* _Exercise instructions_: Find all lines in the records that include the word "Validação", and copy them out.

··· Provided records

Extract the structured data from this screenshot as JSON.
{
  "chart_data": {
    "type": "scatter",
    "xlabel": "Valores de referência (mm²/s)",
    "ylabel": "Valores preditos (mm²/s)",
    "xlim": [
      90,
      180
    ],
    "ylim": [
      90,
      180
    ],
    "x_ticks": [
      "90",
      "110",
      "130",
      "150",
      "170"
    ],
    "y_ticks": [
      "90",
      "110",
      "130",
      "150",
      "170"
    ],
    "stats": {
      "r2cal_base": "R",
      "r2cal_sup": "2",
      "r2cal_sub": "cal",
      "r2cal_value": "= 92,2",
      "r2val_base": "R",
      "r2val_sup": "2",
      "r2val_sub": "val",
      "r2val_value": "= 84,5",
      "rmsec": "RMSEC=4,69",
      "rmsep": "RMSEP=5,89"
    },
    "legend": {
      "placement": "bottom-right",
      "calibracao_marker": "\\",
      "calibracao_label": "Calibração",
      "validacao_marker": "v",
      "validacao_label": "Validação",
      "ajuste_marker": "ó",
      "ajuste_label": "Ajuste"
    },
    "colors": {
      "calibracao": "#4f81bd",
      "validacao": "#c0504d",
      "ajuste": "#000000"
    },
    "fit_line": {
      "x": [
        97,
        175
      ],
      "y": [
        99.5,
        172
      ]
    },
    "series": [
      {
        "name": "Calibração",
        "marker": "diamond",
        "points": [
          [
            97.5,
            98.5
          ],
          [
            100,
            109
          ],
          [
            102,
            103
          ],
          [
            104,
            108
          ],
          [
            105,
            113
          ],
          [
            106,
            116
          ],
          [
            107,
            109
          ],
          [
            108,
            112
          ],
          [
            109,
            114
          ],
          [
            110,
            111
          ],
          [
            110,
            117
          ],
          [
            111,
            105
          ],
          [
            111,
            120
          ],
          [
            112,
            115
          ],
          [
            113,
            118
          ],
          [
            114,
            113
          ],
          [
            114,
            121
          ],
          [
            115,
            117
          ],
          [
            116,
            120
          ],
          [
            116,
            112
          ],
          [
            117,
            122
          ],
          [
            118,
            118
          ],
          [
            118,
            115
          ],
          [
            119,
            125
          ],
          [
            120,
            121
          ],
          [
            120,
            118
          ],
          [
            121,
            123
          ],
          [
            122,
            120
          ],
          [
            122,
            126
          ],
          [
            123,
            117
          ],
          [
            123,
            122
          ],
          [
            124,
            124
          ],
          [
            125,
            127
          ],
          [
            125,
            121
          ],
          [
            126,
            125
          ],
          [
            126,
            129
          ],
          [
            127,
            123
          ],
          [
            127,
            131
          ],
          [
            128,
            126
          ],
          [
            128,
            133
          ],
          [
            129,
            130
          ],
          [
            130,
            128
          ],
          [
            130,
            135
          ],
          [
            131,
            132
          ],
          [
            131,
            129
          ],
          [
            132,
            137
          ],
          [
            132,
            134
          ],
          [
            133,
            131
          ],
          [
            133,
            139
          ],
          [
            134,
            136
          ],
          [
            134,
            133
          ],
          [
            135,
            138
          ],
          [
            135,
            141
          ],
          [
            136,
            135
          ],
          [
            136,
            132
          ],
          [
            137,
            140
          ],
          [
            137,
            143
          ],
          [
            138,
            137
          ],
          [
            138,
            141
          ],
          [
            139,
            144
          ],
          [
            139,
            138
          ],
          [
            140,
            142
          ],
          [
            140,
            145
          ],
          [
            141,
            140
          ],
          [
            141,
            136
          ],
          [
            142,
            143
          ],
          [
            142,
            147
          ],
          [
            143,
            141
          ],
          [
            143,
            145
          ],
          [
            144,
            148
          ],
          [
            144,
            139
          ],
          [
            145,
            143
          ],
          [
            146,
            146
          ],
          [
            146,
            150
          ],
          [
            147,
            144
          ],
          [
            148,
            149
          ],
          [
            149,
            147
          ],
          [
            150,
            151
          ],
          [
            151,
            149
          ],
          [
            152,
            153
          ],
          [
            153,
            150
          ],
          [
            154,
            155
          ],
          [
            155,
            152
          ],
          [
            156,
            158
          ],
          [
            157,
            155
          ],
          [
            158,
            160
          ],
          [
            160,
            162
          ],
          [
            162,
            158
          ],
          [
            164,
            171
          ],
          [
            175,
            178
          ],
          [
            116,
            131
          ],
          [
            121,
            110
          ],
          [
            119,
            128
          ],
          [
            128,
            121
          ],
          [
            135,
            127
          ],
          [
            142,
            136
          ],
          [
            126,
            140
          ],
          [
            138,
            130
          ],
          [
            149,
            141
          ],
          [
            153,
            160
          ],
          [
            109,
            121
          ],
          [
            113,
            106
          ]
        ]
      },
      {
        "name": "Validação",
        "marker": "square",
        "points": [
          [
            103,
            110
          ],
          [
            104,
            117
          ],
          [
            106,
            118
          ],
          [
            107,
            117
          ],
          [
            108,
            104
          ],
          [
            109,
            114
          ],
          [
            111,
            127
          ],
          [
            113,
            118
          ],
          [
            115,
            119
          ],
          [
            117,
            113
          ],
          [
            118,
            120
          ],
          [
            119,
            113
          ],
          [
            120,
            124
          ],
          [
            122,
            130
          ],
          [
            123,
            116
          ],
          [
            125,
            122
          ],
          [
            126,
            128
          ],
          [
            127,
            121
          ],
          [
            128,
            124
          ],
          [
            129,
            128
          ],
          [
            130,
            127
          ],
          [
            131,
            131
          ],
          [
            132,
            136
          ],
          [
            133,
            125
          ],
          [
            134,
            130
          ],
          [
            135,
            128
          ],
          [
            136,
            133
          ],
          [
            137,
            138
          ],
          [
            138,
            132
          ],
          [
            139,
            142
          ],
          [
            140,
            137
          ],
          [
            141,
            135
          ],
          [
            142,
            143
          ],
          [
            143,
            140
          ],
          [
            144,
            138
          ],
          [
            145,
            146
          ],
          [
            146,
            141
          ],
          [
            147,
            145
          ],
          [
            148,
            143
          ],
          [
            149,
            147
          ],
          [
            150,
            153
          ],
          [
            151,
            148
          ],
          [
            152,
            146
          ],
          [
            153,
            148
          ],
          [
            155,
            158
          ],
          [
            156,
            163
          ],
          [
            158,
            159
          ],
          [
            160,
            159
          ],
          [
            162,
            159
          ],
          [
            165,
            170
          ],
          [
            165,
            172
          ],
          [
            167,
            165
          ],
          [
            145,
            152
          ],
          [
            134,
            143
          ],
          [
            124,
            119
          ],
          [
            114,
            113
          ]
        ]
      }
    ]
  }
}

······

* _Exercise response_:
      "validacao_label": "Validação",
        "name": "Validação",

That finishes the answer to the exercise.